Print all of the entries below word for word, keeping every line unchanged.

- **Entries from a dataset**:
--------------------------------------------------
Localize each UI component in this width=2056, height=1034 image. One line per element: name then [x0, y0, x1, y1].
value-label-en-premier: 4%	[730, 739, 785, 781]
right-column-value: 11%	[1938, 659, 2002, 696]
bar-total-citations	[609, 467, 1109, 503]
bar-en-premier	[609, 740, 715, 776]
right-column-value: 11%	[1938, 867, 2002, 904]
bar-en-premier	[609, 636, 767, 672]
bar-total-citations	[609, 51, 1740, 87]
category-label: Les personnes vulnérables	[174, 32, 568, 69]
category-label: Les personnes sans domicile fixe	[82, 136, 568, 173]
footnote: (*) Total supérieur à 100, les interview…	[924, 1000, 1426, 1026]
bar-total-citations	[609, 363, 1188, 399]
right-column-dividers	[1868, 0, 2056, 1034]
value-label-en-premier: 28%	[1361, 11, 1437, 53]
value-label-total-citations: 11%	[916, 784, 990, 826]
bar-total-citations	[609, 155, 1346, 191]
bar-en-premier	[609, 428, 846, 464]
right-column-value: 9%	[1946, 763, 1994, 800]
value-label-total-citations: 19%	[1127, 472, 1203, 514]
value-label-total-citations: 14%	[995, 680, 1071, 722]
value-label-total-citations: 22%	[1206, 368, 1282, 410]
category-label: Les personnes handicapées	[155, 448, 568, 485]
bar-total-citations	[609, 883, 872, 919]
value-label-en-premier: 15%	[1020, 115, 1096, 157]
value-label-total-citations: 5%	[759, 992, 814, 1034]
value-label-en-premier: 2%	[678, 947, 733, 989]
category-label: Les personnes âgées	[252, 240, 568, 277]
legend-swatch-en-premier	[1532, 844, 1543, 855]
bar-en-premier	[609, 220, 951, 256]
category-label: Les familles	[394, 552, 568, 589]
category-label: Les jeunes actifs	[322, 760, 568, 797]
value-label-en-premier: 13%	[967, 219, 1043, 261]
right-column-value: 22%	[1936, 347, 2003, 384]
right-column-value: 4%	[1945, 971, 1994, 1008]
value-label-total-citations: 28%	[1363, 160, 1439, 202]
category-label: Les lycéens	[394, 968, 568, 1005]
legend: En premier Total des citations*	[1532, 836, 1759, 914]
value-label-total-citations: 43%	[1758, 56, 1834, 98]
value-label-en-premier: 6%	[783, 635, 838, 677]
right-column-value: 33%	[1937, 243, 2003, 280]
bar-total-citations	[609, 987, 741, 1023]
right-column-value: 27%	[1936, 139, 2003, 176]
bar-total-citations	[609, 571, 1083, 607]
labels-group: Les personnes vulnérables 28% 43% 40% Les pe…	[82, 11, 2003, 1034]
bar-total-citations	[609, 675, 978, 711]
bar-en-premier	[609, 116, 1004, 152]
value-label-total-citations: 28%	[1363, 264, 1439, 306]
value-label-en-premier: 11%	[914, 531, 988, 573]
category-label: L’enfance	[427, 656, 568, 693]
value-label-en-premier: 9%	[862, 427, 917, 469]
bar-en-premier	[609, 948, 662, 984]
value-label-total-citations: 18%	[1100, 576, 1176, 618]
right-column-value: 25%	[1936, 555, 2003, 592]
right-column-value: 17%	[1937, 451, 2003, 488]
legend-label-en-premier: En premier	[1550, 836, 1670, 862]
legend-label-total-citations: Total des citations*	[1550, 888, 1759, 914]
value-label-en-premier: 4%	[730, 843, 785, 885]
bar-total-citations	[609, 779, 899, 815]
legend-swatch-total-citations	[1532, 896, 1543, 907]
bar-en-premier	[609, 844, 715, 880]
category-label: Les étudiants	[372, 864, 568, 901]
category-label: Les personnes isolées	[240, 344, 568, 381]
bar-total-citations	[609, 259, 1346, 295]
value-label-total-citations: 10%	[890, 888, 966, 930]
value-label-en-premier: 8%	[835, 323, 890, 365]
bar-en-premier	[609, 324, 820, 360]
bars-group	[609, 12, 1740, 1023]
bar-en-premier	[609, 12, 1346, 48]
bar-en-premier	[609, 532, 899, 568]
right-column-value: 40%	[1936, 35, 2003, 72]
--------------------------------------------------
- **Correct answer**:
Localize each UI component in this width=2056, height=1034 image. One line per element: name then [x0, y0, x1, y1].
value-label-en-premier: 4%	[730, 739, 785, 781]
right-column-value: 11%	[1938, 659, 2002, 696]
bar-total-citations	[609, 467, 1109, 503]
bar-en-premier	[609, 740, 715, 776]
right-column-value: 11%	[1938, 867, 2002, 904]
bar-en-premier	[609, 636, 767, 672]
bar-total-citations	[609, 51, 1740, 87]
category-label: Les personnes vulnérables	[174, 32, 568, 69]
category-label: Les personnes sans domicile fixe	[82, 136, 568, 173]
footnote: (*) Total supérieur à 100, les interview…	[924, 1000, 1426, 1026]
bar-total-citations	[609, 363, 1188, 399]
right-column-dividers	[1868, 0, 2056, 1034]
value-label-en-premier: 28%	[1361, 11, 1437, 53]
value-label-total-citations: 11%	[916, 784, 990, 826]
bar-total-citations	[609, 155, 1346, 191]
bar-en-premier	[609, 428, 846, 464]
right-column-value: 9%	[1946, 763, 1994, 800]
value-label-total-citations: 19%	[1127, 472, 1203, 514]
value-label-total-citations: 14%	[995, 680, 1071, 722]
value-label-total-citations: 22%	[1206, 368, 1282, 410]
category-label: Les personnes handicapées	[155, 448, 568, 485]
bar-total-citations	[609, 883, 872, 919]
value-label-en-premier: 15%	[1020, 115, 1096, 157]
value-label-total-citations: 5%	[759, 992, 814, 1034]
value-label-en-premier: 2%	[678, 947, 733, 989]
category-label: Les personnes âgées	[252, 240, 568, 277]
legend-swatch-en-premier	[1532, 844, 1543, 855]
bar-en-premier	[609, 220, 951, 256]
category-label: Les familles	[394, 552, 568, 589]
category-label: Les jeunes actifs	[322, 760, 568, 797]
value-label-en-premier: 13%	[967, 219, 1043, 261]
right-column-value: 22%	[1936, 347, 2003, 384]
right-column-value: 4%	[1945, 971, 1994, 1008]
value-label-total-citations: 28%	[1363, 160, 1439, 202]
category-label: Les lycéens	[394, 968, 568, 1005]
legend: En premier Total des citations*	[1532, 836, 1759, 914]
value-label-total-citations: 43%	[1758, 56, 1834, 98]
value-label-en-premier: 6%	[783, 635, 838, 677]
right-column-value: 33%	[1937, 243, 2003, 280]
bar-total-citations	[609, 987, 741, 1023]
right-column-value: 27%	[1936, 139, 2003, 176]
bar-total-citations	[609, 571, 1083, 607]
labels-group: Les personnes vulnérables 28% 43% 40% Les pe…	[82, 11, 2003, 1034]
bar-total-citations	[609, 675, 978, 711]
bar-en-premier	[609, 116, 1004, 152]
value-label-total-citations: 28%	[1363, 264, 1439, 306]
value-label-en-premier: 11%	[914, 531, 988, 573]
category-label: L’enfance	[427, 656, 568, 693]
value-label-en-premier: 9%	[862, 427, 917, 469]
bar-en-premier	[609, 948, 662, 984]
value-label-total-citations: 18%	[1100, 576, 1176, 618]
right-column-value: 25%	[1936, 555, 2003, 592]
right-column-value: 17%	[1937, 451, 2003, 488]
legend-label-en-premier: En premier	[1550, 836, 1670, 862]
legend-label-total-citations: Total des citations*	[1550, 888, 1759, 914]
value-label-en-premier: 4%	[730, 843, 785, 885]
bar-total-citations	[609, 779, 899, 815]
legend-swatch-total-citations	[1532, 896, 1543, 907]
bar-en-premier	[609, 844, 715, 880]
category-label: Les étudiants	[372, 864, 568, 901]
category-label: Les personnes isolées	[240, 344, 568, 381]
bar-total-citations	[609, 259, 1346, 295]
value-label-total-citations: 10%	[890, 888, 966, 930]
value-label-en-premier: 8%	[835, 323, 890, 365]
bar-en-premier	[609, 324, 820, 360]
bars-group	[609, 12, 1740, 1023]
bar-en-premier	[609, 12, 1346, 48]
bar-en-premier	[609, 532, 899, 568]
right-column-value: 40%	[1936, 35, 2003, 72]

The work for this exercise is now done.